Please repeat all of the lines that follow, exactly as written.

**Data records**.
********************
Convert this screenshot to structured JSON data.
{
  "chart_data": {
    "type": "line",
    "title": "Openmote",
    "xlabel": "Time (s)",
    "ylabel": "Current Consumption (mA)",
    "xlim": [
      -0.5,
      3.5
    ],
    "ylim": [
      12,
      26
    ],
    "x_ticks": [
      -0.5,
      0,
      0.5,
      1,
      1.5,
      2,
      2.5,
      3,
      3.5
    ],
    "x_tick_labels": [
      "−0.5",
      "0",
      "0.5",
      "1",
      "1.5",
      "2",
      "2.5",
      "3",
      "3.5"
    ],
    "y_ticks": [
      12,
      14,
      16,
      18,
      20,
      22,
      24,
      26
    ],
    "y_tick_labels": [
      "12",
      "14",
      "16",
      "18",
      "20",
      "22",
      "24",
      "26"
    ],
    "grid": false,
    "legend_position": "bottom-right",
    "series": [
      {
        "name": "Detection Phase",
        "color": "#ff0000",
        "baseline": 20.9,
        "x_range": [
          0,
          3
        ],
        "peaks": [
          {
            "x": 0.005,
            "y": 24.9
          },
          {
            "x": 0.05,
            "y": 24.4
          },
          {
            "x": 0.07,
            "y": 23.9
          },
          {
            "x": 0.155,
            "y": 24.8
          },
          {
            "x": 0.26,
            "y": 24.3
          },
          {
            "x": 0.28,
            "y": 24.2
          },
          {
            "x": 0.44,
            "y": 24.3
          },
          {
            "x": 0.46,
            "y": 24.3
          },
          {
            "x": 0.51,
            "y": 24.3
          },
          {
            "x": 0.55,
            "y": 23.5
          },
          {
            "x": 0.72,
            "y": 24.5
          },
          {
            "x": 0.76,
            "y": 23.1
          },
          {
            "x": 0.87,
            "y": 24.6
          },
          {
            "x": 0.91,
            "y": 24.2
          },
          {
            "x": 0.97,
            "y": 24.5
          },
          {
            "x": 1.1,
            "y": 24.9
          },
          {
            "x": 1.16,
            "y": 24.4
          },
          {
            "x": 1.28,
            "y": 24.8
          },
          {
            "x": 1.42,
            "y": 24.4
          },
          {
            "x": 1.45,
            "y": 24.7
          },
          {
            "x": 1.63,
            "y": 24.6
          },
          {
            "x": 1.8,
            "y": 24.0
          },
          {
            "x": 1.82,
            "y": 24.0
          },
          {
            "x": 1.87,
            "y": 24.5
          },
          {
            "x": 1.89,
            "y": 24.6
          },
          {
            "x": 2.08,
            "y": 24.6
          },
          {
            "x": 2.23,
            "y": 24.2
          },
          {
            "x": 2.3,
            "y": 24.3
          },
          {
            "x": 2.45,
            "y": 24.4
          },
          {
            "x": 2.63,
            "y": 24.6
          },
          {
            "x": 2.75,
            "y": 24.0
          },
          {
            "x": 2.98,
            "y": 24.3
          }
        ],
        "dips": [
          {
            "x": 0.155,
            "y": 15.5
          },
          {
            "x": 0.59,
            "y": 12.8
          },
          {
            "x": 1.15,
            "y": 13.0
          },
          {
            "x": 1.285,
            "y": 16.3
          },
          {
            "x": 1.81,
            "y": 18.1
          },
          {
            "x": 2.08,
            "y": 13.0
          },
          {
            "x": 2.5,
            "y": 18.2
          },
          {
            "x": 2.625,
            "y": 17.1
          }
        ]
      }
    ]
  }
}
********************
**Task answer**.
Convert this screenshot to structured JSON data.
{
  "chart_data": {
    "type": "line",
    "title": "Openmote",
    "xlabel": "Time (s)",
    "ylabel": "Current Consumption (mA)",
    "xlim": [
      -0.5,
      3.5
    ],
    "ylim": [
      12,
      26
    ],
    "x_ticks": [
      -0.5,
      0,
      0.5,
      1,
      1.5,
      2,
      2.5,
      3,
      3.5
    ],
    "x_tick_labels": [
      "−0.5",
      "0",
      "0.5",
      "1",
      "1.5",
      "2",
      "2.5",
      "3",
      "3.5"
    ],
    "y_ticks": [
      12,
      14,
      16,
      18,
      20,
      22,
      24,
      26
    ],
    "y_tick_labels": [
      "12",
      "14",
      "16",
      "18",
      "20",
      "22",
      "24",
      "26"
    ],
    "grid": false,
    "legend_position": "bottom-right",
    "series": [
      {
        "name": "Detection Phase",
        "color": "#ff0000",
        "baseline": 20.9,
        "x_range": [
          0,
          3
        ],
        "peaks": [
          {
            "x": 0.005,
            "y": 24.9
          },
          {
            "x": 0.05,
            "y": 24.4
          },
          {
            "x": 0.07,
            "y": 23.9
          },
          {
            "x": 0.155,
            "y": 24.8
          },
          {
            "x": 0.26,
            "y": 24.3
          },
          {
            "x": 0.28,
            "y": 24.2
          },
          {
            "x": 0.44,
            "y": 24.3
          },
          {
            "x": 0.46,
            "y": 24.3
          },
          {
            "x": 0.51,
            "y": 24.3
          },
          {
            "x": 0.55,
            "y": 23.5
          },
          {
            "x": 0.72,
            "y": 24.5
          },
          {
            "x": 0.76,
            "y": 23.1
          },
          {
            "x": 0.87,
            "y": 24.6
          },
          {
            "x": 0.91,
            "y": 24.2
          },
          {
            "x": 0.97,
            "y": 24.5
          },
          {
            "x": 1.1,
            "y": 24.9
          },
          {
            "x": 1.16,
            "y": 24.4
          },
          {
            "x": 1.28,
            "y": 24.8
          },
          {
            "x": 1.42,
            "y": 24.4
          },
          {
            "x": 1.45,
            "y": 24.7
          },
          {
            "x": 1.63,
            "y": 24.6
          },
          {
            "x": 1.8,
            "y": 24.0
          },
          {
            "x": 1.82,
            "y": 24.0
          },
          {
            "x": 1.87,
            "y": 24.5
          },
          {
            "x": 1.89,
            "y": 24.6
          },
          {
            "x": 2.08,
            "y": 24.6
          },
          {
            "x": 2.23,
            "y": 24.2
          },
          {
            "x": 2.3,
            "y": 24.3
          },
          {
            "x": 2.45,
            "y": 24.4
          },
          {
            "x": 2.63,
            "y": 24.6
          },
          {
            "x": 2.75,
            "y": 24.0
          },
          {
            "x": 2.98,
            "y": 24.3
          }
        ],
        "dips": [
          {
            "x": 0.155,
            "y": 15.5
          },
          {
            "x": 0.59,
            "y": 12.8
          },
          {
            "x": 1.15,
            "y": 13.0
          },
          {
            "x": 1.285,
            "y": 16.3
          },
          {
            "x": 1.81,
            "y": 18.1
          },
          {
            "x": 2.08,
            "y": 13.0
          },
          {
            "x": 2.5,
            "y": 18.2
          },
          {
            "x": 2.625,
            "y": 17.1
          }
        ]
      }
    ]
  }
}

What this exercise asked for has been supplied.